▶ _Written exercise_: Return every record verbatim.
-- begin Entries provided --
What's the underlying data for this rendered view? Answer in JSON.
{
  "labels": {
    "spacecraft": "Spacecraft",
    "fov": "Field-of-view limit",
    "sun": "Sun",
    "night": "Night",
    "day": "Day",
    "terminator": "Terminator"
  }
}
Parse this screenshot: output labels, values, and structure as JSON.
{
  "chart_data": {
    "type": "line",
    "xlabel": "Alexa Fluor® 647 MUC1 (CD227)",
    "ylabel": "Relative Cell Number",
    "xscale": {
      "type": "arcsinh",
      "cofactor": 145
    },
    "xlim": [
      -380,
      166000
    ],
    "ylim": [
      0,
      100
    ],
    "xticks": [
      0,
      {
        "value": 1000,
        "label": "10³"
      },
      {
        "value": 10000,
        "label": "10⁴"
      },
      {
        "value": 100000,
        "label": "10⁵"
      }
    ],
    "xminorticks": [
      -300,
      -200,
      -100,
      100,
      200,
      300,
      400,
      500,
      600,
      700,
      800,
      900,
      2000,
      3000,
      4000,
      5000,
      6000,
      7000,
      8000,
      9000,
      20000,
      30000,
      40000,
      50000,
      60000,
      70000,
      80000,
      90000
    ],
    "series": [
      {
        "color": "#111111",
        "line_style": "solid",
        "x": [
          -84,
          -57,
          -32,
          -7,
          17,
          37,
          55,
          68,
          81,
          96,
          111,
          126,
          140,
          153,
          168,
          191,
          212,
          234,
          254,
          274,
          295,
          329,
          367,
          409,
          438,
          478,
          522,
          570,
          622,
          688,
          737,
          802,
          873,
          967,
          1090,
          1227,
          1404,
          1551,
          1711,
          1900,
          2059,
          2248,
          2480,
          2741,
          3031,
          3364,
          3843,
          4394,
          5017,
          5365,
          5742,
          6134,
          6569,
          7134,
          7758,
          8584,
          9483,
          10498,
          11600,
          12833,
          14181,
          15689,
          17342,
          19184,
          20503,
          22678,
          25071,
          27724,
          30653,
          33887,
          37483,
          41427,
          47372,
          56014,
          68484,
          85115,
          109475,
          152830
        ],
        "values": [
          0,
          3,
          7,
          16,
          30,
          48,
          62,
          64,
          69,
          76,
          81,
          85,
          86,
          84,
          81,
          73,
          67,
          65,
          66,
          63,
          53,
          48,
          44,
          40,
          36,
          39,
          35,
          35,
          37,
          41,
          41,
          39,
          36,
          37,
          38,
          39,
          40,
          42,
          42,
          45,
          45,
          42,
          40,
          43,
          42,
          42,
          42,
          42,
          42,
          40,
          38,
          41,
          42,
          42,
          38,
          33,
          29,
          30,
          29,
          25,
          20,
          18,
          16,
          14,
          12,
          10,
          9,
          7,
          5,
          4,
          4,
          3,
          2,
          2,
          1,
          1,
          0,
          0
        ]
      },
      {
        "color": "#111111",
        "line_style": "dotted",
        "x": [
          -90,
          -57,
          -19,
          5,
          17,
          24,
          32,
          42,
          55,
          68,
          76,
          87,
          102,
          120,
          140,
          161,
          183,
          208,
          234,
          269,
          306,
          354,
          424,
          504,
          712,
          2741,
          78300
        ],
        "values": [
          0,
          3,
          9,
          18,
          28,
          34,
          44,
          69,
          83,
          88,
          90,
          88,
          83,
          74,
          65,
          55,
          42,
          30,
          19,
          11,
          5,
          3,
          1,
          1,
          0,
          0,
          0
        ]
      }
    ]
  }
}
-- end Entries provided --
▶ _Finished exercise_:
What's the underlying data for this rendered view? Answer in JSON.
{
  "labels": {
    "spacecraft": "Spacecraft",
    "fov": "Field-of-view limit",
    "sun": "Sun",
    "night": "Night",
    "day": "Day",
    "terminator": "Terminator"
  }
}
Parse this screenshot: output labels, values, and structure as JSON.
{
  "chart_data": {
    "type": "line",
    "xlabel": "Alexa Fluor® 647 MUC1 (CD227)",
    "ylabel": "Relative Cell Number",
    "xscale": {
      "type": "arcsinh",
      "cofactor": 145
    },
    "xlim": [
      -380,
      166000
    ],
    "ylim": [
      0,
      100
    ],
    "xticks": [
      0,
      {
        "value": 1000,
        "label": "10³"
      },
      {
        "value": 10000,
        "label": "10⁴"
      },
      {
        "value": 100000,
        "label": "10⁵"
      }
    ],
    "xminorticks": [
      -300,
      -200,
      -100,
      100,
      200,
      300,
      400,
      500,
      600,
      700,
      800,
      900,
      2000,
      3000,
      4000,
      5000,
      6000,
      7000,
      8000,
      9000,
      20000,
      30000,
      40000,
      50000,
      60000,
      70000,
      80000,
      90000
    ],
    "series": [
      {
        "color": "#111111",
        "line_style": "solid",
        "x": [
          -84,
          -57,
          -32,
          -7,
          17,
          37,
          55,
          68,
          81,
          96,
          111,
          126,
          140,
          153,
          168,
          191,
          212,
          234,
          254,
          274,
          295,
          329,
          367,
          409,
          438,
          478,
          522,
          570,
          622,
          688,
          737,
          802,
          873,
          967,
          1090,
          1227,
          1404,
          1551,
          1711,
          1900,
          2059,
          2248,
          2480,
          2741,
          3031,
          3364,
          3843,
          4394,
          5017,
          5365,
          5742,
          6134,
          6569,
          7134,
          7758,
          8584,
          9483,
          10498,
          11600,
          12833,
          14181,
          15689,
          17342,
          19184,
          20503,
          22678,
          25071,
          27724,
          30653,
          33887,
          37483,
          41427,
          47372,
          56014,
          68484,
          85115,
          109475,
          152830
        ],
        "values": [
          0,
          3,
          7,
          16,
          30,
          48,
          62,
          64,
          69,
          76,
          81,
          85,
          86,
          84,
          81,
          73,
          67,
          65,
          66,
          63,
          53,
          48,
          44,
          40,
          36,
          39,
          35,
          35,
          37,
          41,
          41,
          39,
          36,
          37,
          38,
          39,
          40,
          42,
          42,
          45,
          45,
          42,
          40,
          43,
          42,
          42,
          42,
          42,
          42,
          40,
          38,
          41,
          42,
          42,
          38,
          33,
          29,
          30,
          29,
          25,
          20,
          18,
          16,
          14,
          12,
          10,
          9,
          7,
          5,
          4,
          4,
          3,
          2,
          2,
          1,
          1,
          0,
          0
        ]
      },
      {
        "color": "#111111",
        "line_style": "dotted",
        "x": [
          -90,
          -57,
          -19,
          5,
          17,
          24,
          32,
          42,
          55,
          68,
          76,
          87,
          102,
          120,
          140,
          161,
          183,
          208,
          234,
          269,
          306,
          354,
          424,
          504,
          712,
          2741,
          78300
        ],
        "values": [
          0,
          3,
          9,
          18,
          28,
          34,
          44,
          69,
          83,
          88,
          90,
          88,
          83,
          74,
          65,
          55,
          42,
          30,
          19,
          11,
          5,
          3,
          1,
          1,
          0,
          0,
          0
        ]
      }
    ]
  }
}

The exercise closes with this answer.